## Your objective
Every entry must be duplicated precisely as written.

[Collected data]
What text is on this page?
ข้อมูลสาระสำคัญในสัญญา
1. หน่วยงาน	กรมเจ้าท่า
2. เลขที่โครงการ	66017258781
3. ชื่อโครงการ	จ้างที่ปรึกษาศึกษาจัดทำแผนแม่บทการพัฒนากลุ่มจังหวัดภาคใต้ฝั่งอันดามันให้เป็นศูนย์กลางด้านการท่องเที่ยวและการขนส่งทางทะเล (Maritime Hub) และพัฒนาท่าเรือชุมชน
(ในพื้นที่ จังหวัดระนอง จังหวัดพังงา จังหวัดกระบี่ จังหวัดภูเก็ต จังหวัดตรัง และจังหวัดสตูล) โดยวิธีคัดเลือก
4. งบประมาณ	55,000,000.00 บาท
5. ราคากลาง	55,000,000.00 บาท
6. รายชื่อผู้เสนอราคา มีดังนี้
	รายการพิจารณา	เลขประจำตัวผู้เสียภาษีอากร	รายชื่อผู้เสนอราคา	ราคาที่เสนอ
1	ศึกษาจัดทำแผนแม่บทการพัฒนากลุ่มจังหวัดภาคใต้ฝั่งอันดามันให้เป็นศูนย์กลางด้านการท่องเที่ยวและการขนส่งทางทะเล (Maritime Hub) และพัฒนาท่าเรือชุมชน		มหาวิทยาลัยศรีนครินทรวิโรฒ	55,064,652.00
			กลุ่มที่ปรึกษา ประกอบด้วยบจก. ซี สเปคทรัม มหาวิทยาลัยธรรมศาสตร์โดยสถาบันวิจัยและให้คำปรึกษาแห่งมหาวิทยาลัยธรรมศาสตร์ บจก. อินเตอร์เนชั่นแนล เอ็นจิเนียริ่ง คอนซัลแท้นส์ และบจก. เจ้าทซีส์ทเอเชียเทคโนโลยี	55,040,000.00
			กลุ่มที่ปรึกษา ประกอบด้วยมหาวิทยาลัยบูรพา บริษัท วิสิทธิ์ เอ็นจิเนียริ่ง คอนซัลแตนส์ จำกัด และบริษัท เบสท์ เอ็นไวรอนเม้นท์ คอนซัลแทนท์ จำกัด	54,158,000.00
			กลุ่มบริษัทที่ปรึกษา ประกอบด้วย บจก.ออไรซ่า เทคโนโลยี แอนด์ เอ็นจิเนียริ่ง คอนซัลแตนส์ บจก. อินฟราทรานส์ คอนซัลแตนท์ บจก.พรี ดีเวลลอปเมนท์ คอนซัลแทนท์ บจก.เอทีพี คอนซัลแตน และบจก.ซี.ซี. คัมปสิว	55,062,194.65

## Reply to the task
What text is on this page?
ข้อมูลสาระสำคัญในสัญญา
1. หน่วยงาน	กรมเจ้าท่า
2. เลขที่โครงการ	66017258781
3. ชื่อโครงการ	จ้างที่ปรึกษาศึกษาจัดทำแผนแม่บทการพัฒนากลุ่มจังหวัดภาคใต้ฝั่งอันดามันให้เป็นศูนย์กลางด้านการท่องเที่ยวและการขนส่งทางทะเล (Maritime Hub) และพัฒนาท่าเรือชุมชน
(ในพื้นที่ จังหวัดระนอง จังหวัดพังงา จังหวัดกระบี่ จังหวัดภูเก็ต จังหวัดตรัง และจังหวัดสตูล) โดยวิธีคัดเลือก
4. งบประมาณ	55,000,000.00 บาท
5. ราคากลาง	55,000,000.00 บาท
6. รายชื่อผู้เสนอราคา มีดังนี้
	รายการพิจารณา	เลขประจำตัวผู้เสียภาษีอากร	รายชื่อผู้เสนอราคา	ราคาที่เสนอ
1	ศึกษาจัดทำแผนแม่บทการพัฒนากลุ่มจังหวัดภาคใต้ฝั่งอันดามันให้เป็นศูนย์กลางด้านการท่องเที่ยวและการขนส่งทางทะเล (Maritime Hub) และพัฒนาท่าเรือชุมชน		มหาวิทยาลัยศรีนครินทรวิโรฒ	55,064,652.00
			กลุ่มที่ปรึกษา ประกอบด้วยบจก. ซี สเปคทรัม มหาวิทยาลัยธรรมศาสตร์โดยสถาบันวิจัยและให้คำปรึกษาแห่งมหาวิทยาลัยธรรมศาสตร์ บจก. อินเตอร์เนชั่นแนล เอ็นจิเนียริ่ง คอนซัลแท้นส์ และบจก. เจ้าทซีส์ทเอเชียเทคโนโลยี	55,040,000.00
			กลุ่มที่ปรึกษา ประกอบด้วยมหาวิทยาลัยบูรพา บริษัท วิสิทธิ์ เอ็นจิเนียริ่ง คอนซัลแตนส์ จำกัด และบริษัท เบสท์ เอ็นไวรอนเม้นท์ คอนซัลแทนท์ จำกัด	54,158,000.00
			กลุ่มบริษัทที่ปรึกษา ประกอบด้วย บจก.ออไรซ่า เทคโนโลยี แอนด์ เอ็นจิเนียริ่ง คอนซัลแตนส์ บจก. อินฟราทรานส์ คอนซัลแตนท์ บจก.พรี ดีเวลลอปเมนท์ คอนซัลแทนท์ บจก.เอทีพี คอนซัลแตน และบจก.ซี.ซี. คัมปสิว	55,062,194.65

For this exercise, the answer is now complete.